Minimum wage effect? DC restaurants lost more jobs since January than any 6-month period since 2001 recession
AEIdeas
Cities and states around the country that are considering a hike in their minimum wages to $15 an hour might want to take a look at how that’s working out in the nation’s capitol. Despite what we hear from unions, the Fight for 15 crowd, and other minimum wage advocates, the evidence from DC’s restaurant industry – an industry often considered as “ground zero” for minimum wage effects – demonstrates that demand curves for low-skilled workers actually do slope downward.
New BLS data for restaurant employment in July for both the District of Columbia (city only, see dark line above, data here) and the surrounding suburbs in Virginia and Maryland (full DC MSA data here, the light blue line shows the MSA minus the city of DC) are displayed above and tell the story pretty clearly. Since the DC minimum wage increased in July 2015 to $10.50 an hour, restaurant employment in the city has increased less than 1% (and by 500 jobs), while restaurant jobs in the surrounding suburbs increased 4.2% (and by 7,300 jobs). An even more dramatic effect has taken place since the start of this year – DC restaurant jobs fell by 1,400 jobs (and by 2.7%) in the first six months of 2016 between January and July – that’s the largest loss of District food jobs during a 6-month period in 15 years. Perhaps some of those job losses were related to the $1 an hour minimum wage hike on July 1, bringing the city’s new minimum wage to $11.50 an hour. In contrast, restaurant employment outside the city grew at a 1.6% rate in the suburbs (and by 2,900 jobs) during the January to July period.
= = = =
◆ What you need to do
1. Answer these from the post on DC restaurant jobs:
(a) What hourly rate did the DC minimum wage rise to in July 2015?
(b) By how many jobs did DC restaurant employment fall between January and July 2016?
(c) What was the city's minimum wage after the $1 hike on July 1?
2. List every count of restaurant jobs gained or lost that the post on DC restaurant jobs reports.
The material after this point is separate from the post on DC restaurant jobs.

◆ Dataset extract
= = = =
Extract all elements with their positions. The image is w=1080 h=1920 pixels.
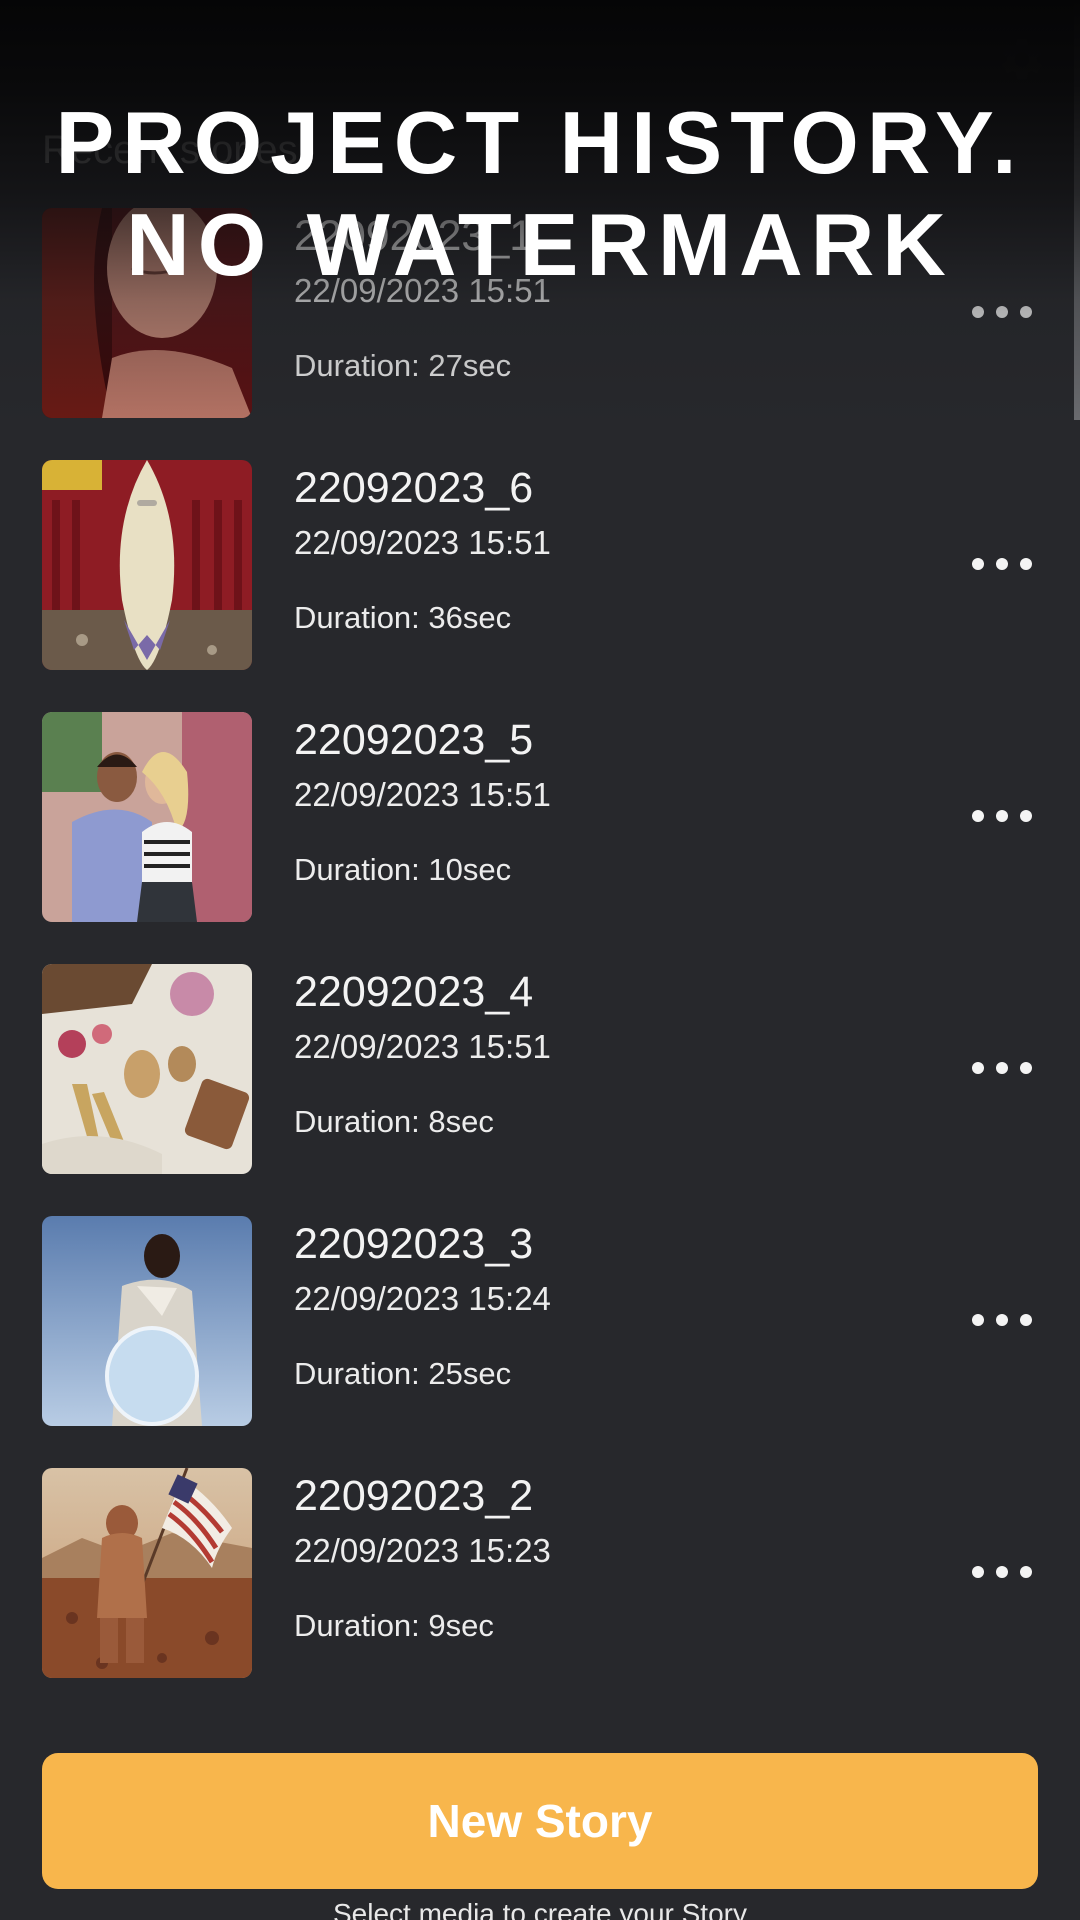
= = = =
◆ Responses to the tasks
1.
(a) $10.50 an hour
(b) 1,400 jobs
(c) $11.50 an hour

2.
- 500 jobs gained in DC since July 2015
- 7,300 jobs gained in the suburbs since July 2015
- 1,400 jobs lost in DC from January to July 2016
- 2,900 jobs gained in the suburbs from January to July 2016